■ Short problem: Retype each entry below, keeping every character the same.
# start of Information shown
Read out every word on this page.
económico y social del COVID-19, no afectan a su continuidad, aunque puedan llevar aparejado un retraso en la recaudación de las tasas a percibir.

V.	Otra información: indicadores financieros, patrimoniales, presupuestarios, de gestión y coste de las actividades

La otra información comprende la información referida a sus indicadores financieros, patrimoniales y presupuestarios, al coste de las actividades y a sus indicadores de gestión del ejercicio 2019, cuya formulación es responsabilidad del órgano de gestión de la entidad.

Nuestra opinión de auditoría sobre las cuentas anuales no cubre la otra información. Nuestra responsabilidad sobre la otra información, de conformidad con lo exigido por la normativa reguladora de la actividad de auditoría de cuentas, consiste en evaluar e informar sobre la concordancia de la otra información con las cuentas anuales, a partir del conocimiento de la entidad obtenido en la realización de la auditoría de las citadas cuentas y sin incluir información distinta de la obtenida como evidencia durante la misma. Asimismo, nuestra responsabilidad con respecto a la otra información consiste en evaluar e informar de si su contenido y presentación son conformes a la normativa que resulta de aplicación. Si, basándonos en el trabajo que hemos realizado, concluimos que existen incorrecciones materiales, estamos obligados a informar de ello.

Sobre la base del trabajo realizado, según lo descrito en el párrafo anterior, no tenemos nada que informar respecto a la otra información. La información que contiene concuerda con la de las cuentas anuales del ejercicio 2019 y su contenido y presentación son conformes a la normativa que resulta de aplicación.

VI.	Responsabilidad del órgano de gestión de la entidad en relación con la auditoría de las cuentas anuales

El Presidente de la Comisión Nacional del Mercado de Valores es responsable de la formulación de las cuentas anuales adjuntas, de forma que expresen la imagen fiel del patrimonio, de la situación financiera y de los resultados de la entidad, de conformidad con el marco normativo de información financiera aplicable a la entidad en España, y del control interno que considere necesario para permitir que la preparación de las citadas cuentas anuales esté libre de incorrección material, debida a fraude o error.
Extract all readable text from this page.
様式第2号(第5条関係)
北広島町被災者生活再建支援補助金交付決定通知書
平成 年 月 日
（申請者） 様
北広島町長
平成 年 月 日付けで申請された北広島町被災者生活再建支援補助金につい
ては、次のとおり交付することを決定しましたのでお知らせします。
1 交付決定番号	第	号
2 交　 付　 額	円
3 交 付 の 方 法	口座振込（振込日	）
# end of Information shown
■ Output of the exercise:
Read out every word on this page.
económico y social del COVID-19, no afectan a su continuidad, aunque puedan llevar aparejado un retraso en la recaudación de las tasas a percibir.

V.	Otra información: indicadores financieros, patrimoniales, presupuestarios, de gestión y coste de las actividades

La otra información comprende la información referida a sus indicadores financieros, patrimoniales y presupuestarios, al coste de las actividades y a sus indicadores de gestión del ejercicio 2019, cuya formulación es responsabilidad del órgano de gestión de la entidad.

Nuestra opinión de auditoría sobre las cuentas anuales no cubre la otra información. Nuestra responsabilidad sobre la otra información, de conformidad con lo exigido por la normativa reguladora de la actividad de auditoría de cuentas, consiste en evaluar e informar sobre la concordancia de la otra información con las cuentas anuales, a partir del conocimiento de la entidad obtenido en la realización de la auditoría de las citadas cuentas y sin incluir información distinta de la obtenida como evidencia durante la misma. Asimismo, nuestra responsabilidad con respecto a la otra información consiste en evaluar e informar de si su contenido y presentación son conformes a la normativa que resulta de aplicación. Si, basándonos en el trabajo que hemos realizado, concluimos que existen incorrecciones materiales, estamos obligados a informar de ello.

Sobre la base del trabajo realizado, según lo descrito en el párrafo anterior, no tenemos nada que informar respecto a la otra información. La información que contiene concuerda con la de las cuentas anuales del ejercicio 2019 y su contenido y presentación son conformes a la normativa que resulta de aplicación.

VI.	Responsabilidad del órgano de gestión de la entidad en relación con la auditoría de las cuentas anuales

El Presidente de la Comisión Nacional del Mercado de Valores es responsable de la formulación de las cuentas anuales adjuntas, de forma que expresen la imagen fiel del patrimonio, de la situación financiera y de los resultados de la entidad, de conformidad con el marco normativo de información financiera aplicable a la entidad en España, y del control interno que considere necesario para permitir que la preparación de las citadas cuentas anuales esté libre de incorrección material, debida a fraude o error.
Extract all readable text from this page.
様式第2号(第5条関係)
北広島町被災者生活再建支援補助金交付決定通知書
平成 年 月 日
（申請者） 様
北広島町長
平成 年 月 日付けで申請された北広島町被災者生活再建支援補助金につい
ては、次のとおり交付することを決定しましたのでお知らせします。
1 交付決定番号	第	号
2 交　 付　 額	円
3 交 付 の 方 法	口座振込（振込日	）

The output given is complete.